»»

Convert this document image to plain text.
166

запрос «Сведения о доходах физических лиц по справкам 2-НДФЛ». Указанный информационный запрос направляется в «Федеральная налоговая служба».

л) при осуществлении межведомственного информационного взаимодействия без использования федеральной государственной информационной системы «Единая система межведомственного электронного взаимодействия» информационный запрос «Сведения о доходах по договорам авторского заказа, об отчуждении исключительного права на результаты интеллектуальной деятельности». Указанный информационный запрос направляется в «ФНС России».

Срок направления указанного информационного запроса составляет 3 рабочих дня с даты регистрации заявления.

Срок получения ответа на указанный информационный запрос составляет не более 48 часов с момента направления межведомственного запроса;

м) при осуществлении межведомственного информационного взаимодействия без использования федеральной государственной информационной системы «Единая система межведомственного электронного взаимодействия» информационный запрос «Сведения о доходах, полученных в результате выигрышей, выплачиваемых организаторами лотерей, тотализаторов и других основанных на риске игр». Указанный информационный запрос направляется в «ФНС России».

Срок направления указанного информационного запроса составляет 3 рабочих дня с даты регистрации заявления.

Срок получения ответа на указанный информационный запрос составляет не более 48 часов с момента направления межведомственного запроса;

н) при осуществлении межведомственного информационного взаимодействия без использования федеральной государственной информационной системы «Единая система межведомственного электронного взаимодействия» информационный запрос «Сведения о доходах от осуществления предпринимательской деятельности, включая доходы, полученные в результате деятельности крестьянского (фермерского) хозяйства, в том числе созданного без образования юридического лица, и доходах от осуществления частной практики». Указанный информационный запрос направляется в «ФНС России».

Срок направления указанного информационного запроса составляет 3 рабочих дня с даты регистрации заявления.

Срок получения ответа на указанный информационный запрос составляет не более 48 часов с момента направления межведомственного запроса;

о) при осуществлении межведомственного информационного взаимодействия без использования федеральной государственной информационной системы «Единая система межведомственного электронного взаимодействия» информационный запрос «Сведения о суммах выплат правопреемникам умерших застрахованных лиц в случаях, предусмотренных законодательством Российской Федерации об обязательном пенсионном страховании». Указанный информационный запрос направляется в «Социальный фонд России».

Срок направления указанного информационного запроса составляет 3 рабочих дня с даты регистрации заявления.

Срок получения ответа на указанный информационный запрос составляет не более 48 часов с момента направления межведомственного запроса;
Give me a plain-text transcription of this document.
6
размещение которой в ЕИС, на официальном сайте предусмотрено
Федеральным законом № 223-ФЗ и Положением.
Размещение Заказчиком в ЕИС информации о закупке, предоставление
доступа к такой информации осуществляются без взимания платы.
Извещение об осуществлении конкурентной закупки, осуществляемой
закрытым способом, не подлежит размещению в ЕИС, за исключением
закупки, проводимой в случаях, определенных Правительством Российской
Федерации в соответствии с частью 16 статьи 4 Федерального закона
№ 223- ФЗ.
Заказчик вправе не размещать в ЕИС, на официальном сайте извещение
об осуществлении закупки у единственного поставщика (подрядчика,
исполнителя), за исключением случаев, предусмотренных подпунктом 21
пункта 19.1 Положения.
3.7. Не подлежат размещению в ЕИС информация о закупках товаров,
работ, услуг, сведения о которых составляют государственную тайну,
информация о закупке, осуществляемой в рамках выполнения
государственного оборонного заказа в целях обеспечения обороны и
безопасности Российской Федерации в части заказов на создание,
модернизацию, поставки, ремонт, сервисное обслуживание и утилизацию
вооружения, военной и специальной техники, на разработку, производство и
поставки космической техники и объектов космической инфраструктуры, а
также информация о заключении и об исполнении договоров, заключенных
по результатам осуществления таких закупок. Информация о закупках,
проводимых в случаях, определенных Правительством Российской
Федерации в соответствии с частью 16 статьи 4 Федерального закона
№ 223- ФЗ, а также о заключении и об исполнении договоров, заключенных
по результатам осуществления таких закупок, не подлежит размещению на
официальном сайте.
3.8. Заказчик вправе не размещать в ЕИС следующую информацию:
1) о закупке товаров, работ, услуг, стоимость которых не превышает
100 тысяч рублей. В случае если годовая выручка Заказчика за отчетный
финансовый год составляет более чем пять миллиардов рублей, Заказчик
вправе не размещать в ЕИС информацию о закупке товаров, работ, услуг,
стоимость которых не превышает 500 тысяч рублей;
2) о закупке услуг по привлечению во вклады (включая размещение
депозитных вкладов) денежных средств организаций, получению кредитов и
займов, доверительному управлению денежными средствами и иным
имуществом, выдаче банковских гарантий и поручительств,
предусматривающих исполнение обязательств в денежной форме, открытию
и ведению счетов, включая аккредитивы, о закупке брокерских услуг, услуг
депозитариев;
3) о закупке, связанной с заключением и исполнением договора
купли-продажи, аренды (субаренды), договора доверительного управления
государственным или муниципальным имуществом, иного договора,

««

* _WRITTEN PROBLEM_
Can you restate every record above word for word?

* _ANSWER TO THE EXERCISE_
Convert this document image to plain text.
166

запрос «Сведения о доходах физических лиц по справкам 2-НДФЛ». Указанный информационный запрос направляется в «Федеральная налоговая служба».

л) при осуществлении межведомственного информационного взаимодействия без использования федеральной государственной информационной системы «Единая система межведомственного электронного взаимодействия» информационный запрос «Сведения о доходах по договорам авторского заказа, об отчуждении исключительного права на результаты интеллектуальной деятельности». Указанный информационный запрос направляется в «ФНС России».

Срок направления указанного информационного запроса составляет 3 рабочих дня с даты регистрации заявления.

Срок получения ответа на указанный информационный запрос составляет не более 48 часов с момента направления межведомственного запроса;

м) при осуществлении межведомственного информационного взаимодействия без использования федеральной государственной информационной системы «Единая система межведомственного электронного взаимодействия» информационный запрос «Сведения о доходах, полученных в результате выигрышей, выплачиваемых организаторами лотерей, тотализаторов и других основанных на риске игр». Указанный информационный запрос направляется в «ФНС России».

Срок направления указанного информационного запроса составляет 3 рабочих дня с даты регистрации заявления.

Срок получения ответа на указанный информационный запрос составляет не более 48 часов с момента направления межведомственного запроса;

н) при осуществлении межведомственного информационного взаимодействия без использования федеральной государственной информационной системы «Единая система межведомственного электронного взаимодействия» информационный запрос «Сведения о доходах от осуществления предпринимательской деятельности, включая доходы, полученные в результате деятельности крестьянского (фермерского) хозяйства, в том числе созданного без образования юридического лица, и доходах от осуществления частной практики». Указанный информационный запрос направляется в «ФНС России».

Срок направления указанного информационного запроса составляет 3 рабочих дня с даты регистрации заявления.

Срок получения ответа на указанный информационный запрос составляет не более 48 часов с момента направления межведомственного запроса;

о) при осуществлении межведомственного информационного взаимодействия без использования федеральной государственной информационной системы «Единая система межведомственного электронного взаимодействия» информационный запрос «Сведения о суммах выплат правопреемникам умерших застрахованных лиц в случаях, предусмотренных законодательством Российской Федерации об обязательном пенсионном страховании». Указанный информационный запрос направляется в «Социальный фонд России».

Срок направления указанного информационного запроса составляет 3 рабочих дня с даты регистрации заявления.

Срок получения ответа на указанный информационный запрос составляет не более 48 часов с момента направления межведомственного запроса;
Give me a plain-text transcription of this document.
6
размещение которой в ЕИС, на официальном сайте предусмотрено
Федеральным законом № 223-ФЗ и Положением.
Размещение Заказчиком в ЕИС информации о закупке, предоставление
доступа к такой информации осуществляются без взимания платы.
Извещение об осуществлении конкурентной закупки, осуществляемой
закрытым способом, не подлежит размещению в ЕИС, за исключением
закупки, проводимой в случаях, определенных Правительством Российской
Федерации в соответствии с частью 16 статьи 4 Федерального закона
№ 223- ФЗ.
Заказчик вправе не размещать в ЕИС, на официальном сайте извещение
об осуществлении закупки у единственного поставщика (подрядчика,
исполнителя), за исключением случаев, предусмотренных подпунктом 21
пункта 19.1 Положения.
3.7. Не подлежат размещению в ЕИС информация о закупках товаров,
работ, услуг, сведения о которых составляют государственную тайну,
информация о закупке, осуществляемой в рамках выполнения
государственного оборонного заказа в целях обеспечения обороны и
безопасности Российской Федерации в части заказов на создание,
модернизацию, поставки, ремонт, сервисное обслуживание и утилизацию
вооружения, военной и специальной техники, на разработку, производство и
поставки космической техники и объектов космической инфраструктуры, а
также информация о заключении и об исполнении договоров, заключенных
по результатам осуществления таких закупок. Информация о закупках,
проводимых в случаях, определенных Правительством Российской
Федерации в соответствии с частью 16 статьи 4 Федерального закона
№ 223- ФЗ, а также о заключении и об исполнении договоров, заключенных
по результатам осуществления таких закупок, не подлежит размещению на
официальном сайте.
3.8. Заказчик вправе не размещать в ЕИС следующую информацию:
1) о закупке товаров, работ, услуг, стоимость которых не превышает
100 тысяч рублей. В случае если годовая выручка Заказчика за отчетный
финансовый год составляет более чем пять миллиардов рублей, Заказчик
вправе не размещать в ЕИС информацию о закупке товаров, работ, услуг,
стоимость которых не превышает 500 тысяч рублей;
2) о закупке услуг по привлечению во вклады (включая размещение
депозитных вкладов) денежных средств организаций, получению кредитов и
займов, доверительному управлению денежными средствами и иным
имуществом, выдаче банковских гарантий и поручительств,
предусматривающих исполнение обязательств в денежной форме, открытию
и ведению счетов, включая аккредитивы, о закупке брокерских услуг, услуг
депозитариев;
3) о закупке, связанной с заключением и исполнением договора
купли-продажи, аренды (субаренды), договора доверительного управления
государственным или муниципальным имуществом, иного договора,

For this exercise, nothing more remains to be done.